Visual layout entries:
──────
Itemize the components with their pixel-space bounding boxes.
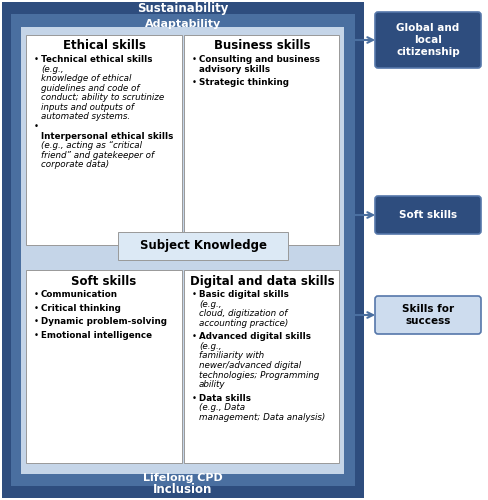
FancyBboxPatch shape — [374, 12, 480, 68]
Text: Critical thinking: Critical thinking — [41, 304, 121, 312]
Text: familiarity with: familiarity with — [199, 352, 264, 360]
Text: Adaptability: Adaptability — [144, 19, 221, 29]
Text: accounting practice): accounting practice) — [199, 318, 287, 328]
Text: Ethical skills: Ethical skills — [62, 39, 145, 52]
Text: Advanced digital skills: Advanced digital skills — [199, 332, 313, 342]
Text: •: • — [34, 55, 39, 64]
Text: •: • — [192, 394, 197, 403]
Text: Business skills: Business skills — [213, 39, 309, 52]
Text: •: • — [192, 55, 197, 64]
Text: Dynamic problem-solving: Dynamic problem-solving — [41, 317, 167, 326]
Text: Communication: Communication — [41, 290, 118, 299]
Text: ability: ability — [199, 380, 225, 389]
Text: friend” and gatekeeper of: friend” and gatekeeper of — [41, 151, 154, 160]
FancyBboxPatch shape — [118, 232, 287, 260]
Text: Consulting and business: Consulting and business — [199, 55, 319, 64]
Text: corporate data): corporate data) — [41, 160, 109, 170]
Text: •: • — [192, 290, 197, 299]
Text: Lifelong CPD: Lifelong CPD — [143, 473, 223, 483]
Text: •: • — [192, 332, 197, 342]
Text: Sustainability: Sustainability — [137, 2, 228, 15]
Text: (e.g., Data: (e.g., Data — [199, 404, 244, 412]
FancyBboxPatch shape — [26, 35, 182, 245]
FancyBboxPatch shape — [183, 270, 338, 463]
Text: conduct; ability to scrutinize: conduct; ability to scrutinize — [41, 94, 164, 102]
Text: (e.g., acting as “critical: (e.g., acting as “critical — [41, 141, 142, 150]
Text: Interpersonal ethical skills: Interpersonal ethical skills — [41, 132, 173, 140]
Text: Soft skills: Soft skills — [398, 210, 456, 220]
FancyBboxPatch shape — [11, 14, 354, 486]
Text: Digital and data skills: Digital and data skills — [189, 275, 334, 288]
Text: Strategic thinking: Strategic thinking — [199, 78, 288, 87]
Text: Basic digital skills: Basic digital skills — [199, 290, 291, 299]
FancyBboxPatch shape — [26, 270, 182, 463]
Text: •: • — [34, 330, 39, 340]
Text: Technical ethical skills: Technical ethical skills — [41, 55, 155, 64]
Text: (e.g.,: (e.g., — [41, 64, 63, 74]
FancyBboxPatch shape — [2, 2, 363, 498]
FancyBboxPatch shape — [183, 35, 338, 245]
Text: newer/advanced digital: newer/advanced digital — [199, 361, 301, 370]
Text: knowledge of ethical: knowledge of ethical — [41, 74, 131, 83]
Text: guidelines and code of: guidelines and code of — [41, 84, 139, 92]
Text: (e.g.,: (e.g., — [199, 342, 221, 351]
Text: management; Data analysis): management; Data analysis) — [199, 413, 325, 422]
Text: •: • — [34, 317, 39, 326]
Text: •: • — [34, 122, 39, 131]
Text: cloud, digitization of: cloud, digitization of — [199, 309, 287, 318]
Text: automated systems.: automated systems. — [41, 112, 130, 122]
Text: Global and
local
citizenship: Global and local citizenship — [395, 24, 459, 56]
FancyBboxPatch shape — [374, 196, 480, 234]
Text: Emotional intelligence: Emotional intelligence — [41, 330, 152, 340]
Text: •: • — [192, 78, 197, 87]
Text: inputs and outputs of: inputs and outputs of — [41, 103, 134, 112]
Text: Skills for
success: Skills for success — [401, 304, 453, 326]
Text: •: • — [34, 290, 39, 299]
Text: (e.g.,: (e.g., — [199, 300, 221, 308]
FancyBboxPatch shape — [21, 27, 343, 474]
Text: technologies; Programming: technologies; Programming — [199, 370, 319, 380]
Text: •: • — [34, 304, 39, 312]
Text: Soft skills: Soft skills — [71, 275, 136, 288]
FancyBboxPatch shape — [374, 296, 480, 334]
Text: Data skills: Data skills — [199, 394, 253, 403]
Text: Subject Knowledge: Subject Knowledge — [139, 240, 266, 252]
Text: advisory skills: advisory skills — [199, 64, 269, 74]
Text: Inclusion: Inclusion — [153, 483, 212, 496]
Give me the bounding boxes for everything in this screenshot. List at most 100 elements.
──────
Reproduce all the entries above, swapping every "FancyBboxPatch shape" for "Rounded box" and leaving everything else unchanged. Omit the pictures.

Itemize the components with their pixel-space bounding boxes.
Rounded box — [374, 12, 480, 68]
Text: Critical thinking: Critical thinking — [41, 304, 121, 312]
Text: familiarity with: familiarity with — [199, 352, 264, 360]
Text: Adaptability: Adaptability — [144, 19, 221, 29]
Text: accounting practice): accounting practice) — [199, 318, 287, 328]
Text: Ethical skills: Ethical skills — [62, 39, 145, 52]
Text: Advanced digital skills: Advanced digital skills — [199, 332, 313, 342]
Text: •: • — [34, 55, 39, 64]
Text: •: • — [192, 394, 197, 403]
Text: Business skills: Business skills — [213, 39, 309, 52]
Text: •: • — [192, 55, 197, 64]
Text: Dynamic problem-solving: Dynamic problem-solving — [41, 317, 167, 326]
Text: Communication: Communication — [41, 290, 118, 299]
Text: ability: ability — [199, 380, 225, 389]
Text: friend” and gatekeeper of: friend” and gatekeeper of — [41, 151, 154, 160]
Rounded box — [118, 232, 287, 260]
Text: Consulting and business: Consulting and business — [199, 55, 319, 64]
Text: corporate data): corporate data) — [41, 160, 109, 170]
Text: •: • — [192, 290, 197, 299]
Text: Lifelong CPD: Lifelong CPD — [143, 473, 223, 483]
Text: •: • — [192, 332, 197, 342]
Text: Sustainability: Sustainability — [137, 2, 228, 15]
Text: (e.g., Data: (e.g., Data — [199, 404, 244, 412]
Rounded box — [26, 35, 182, 245]
Rounded box — [183, 270, 338, 463]
Text: conduct; ability to scrutinize: conduct; ability to scrutinize — [41, 94, 164, 102]
Text: (e.g., acting as “critical: (e.g., acting as “critical — [41, 141, 142, 150]
Text: Interpersonal ethical skills: Interpersonal ethical skills — [41, 132, 173, 140]
Text: Soft skills: Soft skills — [398, 210, 456, 220]
Rounded box — [11, 14, 354, 486]
Text: Digital and data skills: Digital and data skills — [189, 275, 334, 288]
Text: Strategic thinking: Strategic thinking — [199, 78, 288, 87]
Text: Basic digital skills: Basic digital skills — [199, 290, 291, 299]
Rounded box — [26, 270, 182, 463]
Text: •: • — [34, 330, 39, 340]
Text: Technical ethical skills: Technical ethical skills — [41, 55, 155, 64]
Text: (e.g.,: (e.g., — [41, 64, 63, 74]
Rounded box — [2, 2, 363, 498]
Rounded box — [183, 35, 338, 245]
Text: newer/advanced digital: newer/advanced digital — [199, 361, 301, 370]
Text: knowledge of ethical: knowledge of ethical — [41, 74, 131, 83]
Text: guidelines and code of: guidelines and code of — [41, 84, 139, 92]
Text: (e.g.,: (e.g., — [199, 342, 221, 351]
Text: management; Data analysis): management; Data analysis) — [199, 413, 325, 422]
Text: •: • — [34, 317, 39, 326]
Text: •: • — [34, 122, 39, 131]
Text: cloud, digitization of: cloud, digitization of — [199, 309, 287, 318]
Text: automated systems.: automated systems. — [41, 112, 130, 122]
Text: Global and
local
citizenship: Global and local citizenship — [395, 24, 459, 56]
Rounded box — [374, 196, 480, 234]
Text: Emotional intelligence: Emotional intelligence — [41, 330, 152, 340]
Text: •: • — [192, 78, 197, 87]
Text: inputs and outputs of: inputs and outputs of — [41, 103, 134, 112]
Text: Skills for
success: Skills for success — [401, 304, 453, 326]
Text: •: • — [34, 290, 39, 299]
Text: (e.g.,: (e.g., — [199, 300, 221, 308]
Rounded box — [21, 27, 343, 474]
Text: technologies; Programming: technologies; Programming — [199, 370, 319, 380]
Text: •: • — [34, 304, 39, 312]
Text: Soft skills: Soft skills — [71, 275, 136, 288]
Rounded box — [374, 296, 480, 334]
Text: Data skills: Data skills — [199, 394, 253, 403]
Text: Subject Knowledge: Subject Knowledge — [139, 240, 266, 252]
Text: advisory skills: advisory skills — [199, 64, 269, 74]
Text: Inclusion: Inclusion — [153, 483, 212, 496]
Give me the bounding boxes for everything in this screenshot. List at most 100 elements.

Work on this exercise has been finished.